**Brief:** Say how many lines hold the string "коллекций", and nothing more.
☆ ☆ ☆ ☆ ☆
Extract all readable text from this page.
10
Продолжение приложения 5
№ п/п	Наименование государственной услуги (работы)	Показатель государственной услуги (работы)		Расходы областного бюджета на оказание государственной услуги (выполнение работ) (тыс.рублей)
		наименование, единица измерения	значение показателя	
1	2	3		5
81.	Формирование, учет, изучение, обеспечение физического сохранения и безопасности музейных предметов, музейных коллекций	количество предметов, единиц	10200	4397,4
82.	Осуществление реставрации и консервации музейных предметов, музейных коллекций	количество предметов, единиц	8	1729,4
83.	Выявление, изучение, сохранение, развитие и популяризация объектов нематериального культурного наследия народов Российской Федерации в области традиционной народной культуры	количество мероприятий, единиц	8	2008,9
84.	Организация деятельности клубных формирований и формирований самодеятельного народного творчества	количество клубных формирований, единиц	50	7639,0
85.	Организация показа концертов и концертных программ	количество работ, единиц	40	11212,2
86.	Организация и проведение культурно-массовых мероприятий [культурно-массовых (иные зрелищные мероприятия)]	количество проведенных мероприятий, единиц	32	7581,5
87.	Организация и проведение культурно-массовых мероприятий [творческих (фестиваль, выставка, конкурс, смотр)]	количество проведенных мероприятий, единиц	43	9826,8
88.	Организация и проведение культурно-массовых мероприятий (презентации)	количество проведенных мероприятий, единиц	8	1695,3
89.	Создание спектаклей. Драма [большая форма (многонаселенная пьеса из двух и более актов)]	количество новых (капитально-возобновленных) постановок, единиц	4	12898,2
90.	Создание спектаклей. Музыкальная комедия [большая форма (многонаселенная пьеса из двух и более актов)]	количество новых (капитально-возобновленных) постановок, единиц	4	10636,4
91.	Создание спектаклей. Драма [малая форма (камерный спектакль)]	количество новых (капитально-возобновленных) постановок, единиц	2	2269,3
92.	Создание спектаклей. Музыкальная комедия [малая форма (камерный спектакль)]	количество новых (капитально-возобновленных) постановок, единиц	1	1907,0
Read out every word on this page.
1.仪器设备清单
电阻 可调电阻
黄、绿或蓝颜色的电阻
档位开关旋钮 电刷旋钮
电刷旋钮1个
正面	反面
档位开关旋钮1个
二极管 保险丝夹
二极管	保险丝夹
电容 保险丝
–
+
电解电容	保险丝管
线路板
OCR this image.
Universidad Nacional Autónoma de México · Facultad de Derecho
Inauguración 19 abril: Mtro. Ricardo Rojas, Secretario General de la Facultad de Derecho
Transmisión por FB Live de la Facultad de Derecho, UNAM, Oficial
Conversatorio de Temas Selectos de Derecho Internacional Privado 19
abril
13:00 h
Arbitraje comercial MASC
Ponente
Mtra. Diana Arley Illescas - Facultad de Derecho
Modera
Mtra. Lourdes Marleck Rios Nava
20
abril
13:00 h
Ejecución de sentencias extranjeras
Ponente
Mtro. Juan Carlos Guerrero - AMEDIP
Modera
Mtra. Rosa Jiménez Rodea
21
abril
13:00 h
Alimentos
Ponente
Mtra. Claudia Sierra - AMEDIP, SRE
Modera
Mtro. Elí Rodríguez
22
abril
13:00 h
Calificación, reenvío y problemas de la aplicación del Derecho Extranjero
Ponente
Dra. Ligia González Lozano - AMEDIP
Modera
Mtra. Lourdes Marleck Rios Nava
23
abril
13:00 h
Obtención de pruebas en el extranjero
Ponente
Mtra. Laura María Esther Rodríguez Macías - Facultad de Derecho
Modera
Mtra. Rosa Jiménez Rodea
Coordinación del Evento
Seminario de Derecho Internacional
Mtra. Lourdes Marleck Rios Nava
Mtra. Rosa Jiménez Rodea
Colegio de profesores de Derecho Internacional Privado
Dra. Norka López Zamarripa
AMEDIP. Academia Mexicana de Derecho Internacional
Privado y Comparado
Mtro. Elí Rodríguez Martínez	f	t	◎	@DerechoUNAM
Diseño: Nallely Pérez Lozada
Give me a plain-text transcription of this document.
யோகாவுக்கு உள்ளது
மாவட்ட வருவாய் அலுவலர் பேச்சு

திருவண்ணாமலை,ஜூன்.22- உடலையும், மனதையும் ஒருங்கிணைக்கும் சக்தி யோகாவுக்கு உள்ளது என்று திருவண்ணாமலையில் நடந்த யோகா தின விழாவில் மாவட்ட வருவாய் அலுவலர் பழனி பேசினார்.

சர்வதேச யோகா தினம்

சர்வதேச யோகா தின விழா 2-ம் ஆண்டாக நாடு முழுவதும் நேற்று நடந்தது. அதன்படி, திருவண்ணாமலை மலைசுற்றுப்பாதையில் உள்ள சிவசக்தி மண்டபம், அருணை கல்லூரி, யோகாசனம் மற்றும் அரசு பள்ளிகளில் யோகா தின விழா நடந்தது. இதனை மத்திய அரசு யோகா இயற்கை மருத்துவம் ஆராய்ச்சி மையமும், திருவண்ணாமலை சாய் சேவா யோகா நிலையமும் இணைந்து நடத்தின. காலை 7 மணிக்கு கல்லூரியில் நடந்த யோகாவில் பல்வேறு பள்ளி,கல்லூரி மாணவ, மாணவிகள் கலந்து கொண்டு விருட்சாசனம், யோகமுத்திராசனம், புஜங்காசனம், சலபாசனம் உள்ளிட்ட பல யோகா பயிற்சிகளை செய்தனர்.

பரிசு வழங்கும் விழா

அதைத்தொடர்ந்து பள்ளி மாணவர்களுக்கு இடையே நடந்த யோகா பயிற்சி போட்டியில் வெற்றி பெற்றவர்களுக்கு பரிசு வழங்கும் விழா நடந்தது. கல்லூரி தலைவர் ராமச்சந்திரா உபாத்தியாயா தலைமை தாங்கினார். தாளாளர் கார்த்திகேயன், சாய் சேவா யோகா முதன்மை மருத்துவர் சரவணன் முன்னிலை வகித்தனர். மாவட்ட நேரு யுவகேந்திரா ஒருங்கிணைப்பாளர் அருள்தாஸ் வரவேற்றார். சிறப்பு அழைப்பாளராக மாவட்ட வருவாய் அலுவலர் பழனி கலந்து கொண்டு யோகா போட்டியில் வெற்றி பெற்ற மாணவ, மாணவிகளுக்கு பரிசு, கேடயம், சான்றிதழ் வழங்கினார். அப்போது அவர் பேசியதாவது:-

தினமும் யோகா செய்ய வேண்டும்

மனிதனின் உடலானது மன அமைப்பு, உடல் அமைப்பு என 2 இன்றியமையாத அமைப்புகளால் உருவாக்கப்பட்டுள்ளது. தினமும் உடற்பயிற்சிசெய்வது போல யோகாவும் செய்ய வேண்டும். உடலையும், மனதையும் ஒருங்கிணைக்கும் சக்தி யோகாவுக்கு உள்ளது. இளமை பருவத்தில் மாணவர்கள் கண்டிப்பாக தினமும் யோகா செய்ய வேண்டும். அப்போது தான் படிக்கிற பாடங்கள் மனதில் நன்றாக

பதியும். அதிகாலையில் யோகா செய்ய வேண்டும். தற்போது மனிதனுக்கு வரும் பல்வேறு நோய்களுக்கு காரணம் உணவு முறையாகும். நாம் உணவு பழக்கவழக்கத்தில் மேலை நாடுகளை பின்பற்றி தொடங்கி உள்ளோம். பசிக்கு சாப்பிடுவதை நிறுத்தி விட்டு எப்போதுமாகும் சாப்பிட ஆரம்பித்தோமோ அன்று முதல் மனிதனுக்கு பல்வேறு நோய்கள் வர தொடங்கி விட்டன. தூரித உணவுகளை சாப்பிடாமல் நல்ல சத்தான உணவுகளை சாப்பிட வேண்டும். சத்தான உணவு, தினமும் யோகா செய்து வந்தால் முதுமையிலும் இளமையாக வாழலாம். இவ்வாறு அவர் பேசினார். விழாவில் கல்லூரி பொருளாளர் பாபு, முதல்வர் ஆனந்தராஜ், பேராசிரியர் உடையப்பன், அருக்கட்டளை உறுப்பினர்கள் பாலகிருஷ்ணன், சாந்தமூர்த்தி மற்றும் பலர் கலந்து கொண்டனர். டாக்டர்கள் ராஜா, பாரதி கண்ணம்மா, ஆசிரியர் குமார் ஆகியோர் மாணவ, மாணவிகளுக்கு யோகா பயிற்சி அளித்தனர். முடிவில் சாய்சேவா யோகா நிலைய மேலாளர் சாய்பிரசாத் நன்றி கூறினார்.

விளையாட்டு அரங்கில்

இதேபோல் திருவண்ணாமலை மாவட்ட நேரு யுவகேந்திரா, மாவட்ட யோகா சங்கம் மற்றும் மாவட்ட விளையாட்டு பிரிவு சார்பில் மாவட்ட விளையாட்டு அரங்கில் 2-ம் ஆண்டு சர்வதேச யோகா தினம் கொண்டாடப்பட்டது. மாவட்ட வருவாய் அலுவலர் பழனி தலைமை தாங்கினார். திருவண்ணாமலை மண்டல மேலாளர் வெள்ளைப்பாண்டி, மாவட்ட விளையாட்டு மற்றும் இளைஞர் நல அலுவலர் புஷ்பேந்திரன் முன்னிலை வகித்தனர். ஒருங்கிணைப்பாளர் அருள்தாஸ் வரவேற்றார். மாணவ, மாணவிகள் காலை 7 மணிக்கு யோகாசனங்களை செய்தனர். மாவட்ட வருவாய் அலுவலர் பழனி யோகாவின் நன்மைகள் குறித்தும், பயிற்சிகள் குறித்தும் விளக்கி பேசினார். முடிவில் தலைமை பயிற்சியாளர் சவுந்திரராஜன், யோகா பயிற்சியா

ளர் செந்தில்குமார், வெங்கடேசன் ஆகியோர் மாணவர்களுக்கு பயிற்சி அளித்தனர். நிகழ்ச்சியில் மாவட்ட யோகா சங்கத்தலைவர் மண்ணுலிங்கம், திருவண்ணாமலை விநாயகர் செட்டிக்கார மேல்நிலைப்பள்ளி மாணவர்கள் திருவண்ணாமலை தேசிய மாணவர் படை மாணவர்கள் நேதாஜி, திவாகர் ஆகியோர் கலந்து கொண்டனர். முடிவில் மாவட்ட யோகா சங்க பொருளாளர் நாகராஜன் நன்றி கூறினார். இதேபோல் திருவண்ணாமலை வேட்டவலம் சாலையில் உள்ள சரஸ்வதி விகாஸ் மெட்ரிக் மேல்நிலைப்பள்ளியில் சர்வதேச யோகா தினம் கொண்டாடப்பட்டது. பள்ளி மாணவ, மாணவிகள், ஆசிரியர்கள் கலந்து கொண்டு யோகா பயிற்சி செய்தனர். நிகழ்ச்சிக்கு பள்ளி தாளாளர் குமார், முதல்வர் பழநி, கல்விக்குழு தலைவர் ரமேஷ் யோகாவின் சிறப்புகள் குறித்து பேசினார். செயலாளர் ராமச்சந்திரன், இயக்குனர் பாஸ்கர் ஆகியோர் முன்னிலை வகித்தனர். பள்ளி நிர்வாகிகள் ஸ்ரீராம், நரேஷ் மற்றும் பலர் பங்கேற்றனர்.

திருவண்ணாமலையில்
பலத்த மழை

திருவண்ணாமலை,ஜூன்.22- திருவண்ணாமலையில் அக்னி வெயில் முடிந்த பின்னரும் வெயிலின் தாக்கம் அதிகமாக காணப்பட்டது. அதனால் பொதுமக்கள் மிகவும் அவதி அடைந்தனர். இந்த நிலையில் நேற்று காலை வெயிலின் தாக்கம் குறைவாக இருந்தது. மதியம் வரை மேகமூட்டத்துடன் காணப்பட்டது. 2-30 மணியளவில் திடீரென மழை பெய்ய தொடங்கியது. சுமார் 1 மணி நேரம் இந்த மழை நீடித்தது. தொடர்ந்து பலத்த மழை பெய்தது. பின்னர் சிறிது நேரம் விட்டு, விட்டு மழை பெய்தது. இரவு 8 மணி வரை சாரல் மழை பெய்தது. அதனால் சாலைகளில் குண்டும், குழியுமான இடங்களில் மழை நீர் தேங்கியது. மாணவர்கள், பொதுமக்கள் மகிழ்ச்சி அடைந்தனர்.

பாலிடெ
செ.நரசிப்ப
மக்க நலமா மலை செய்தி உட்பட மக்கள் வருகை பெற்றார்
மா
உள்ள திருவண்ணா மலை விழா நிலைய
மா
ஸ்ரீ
☆ ☆ ☆ ☆ ☆
**Expected answer:** 2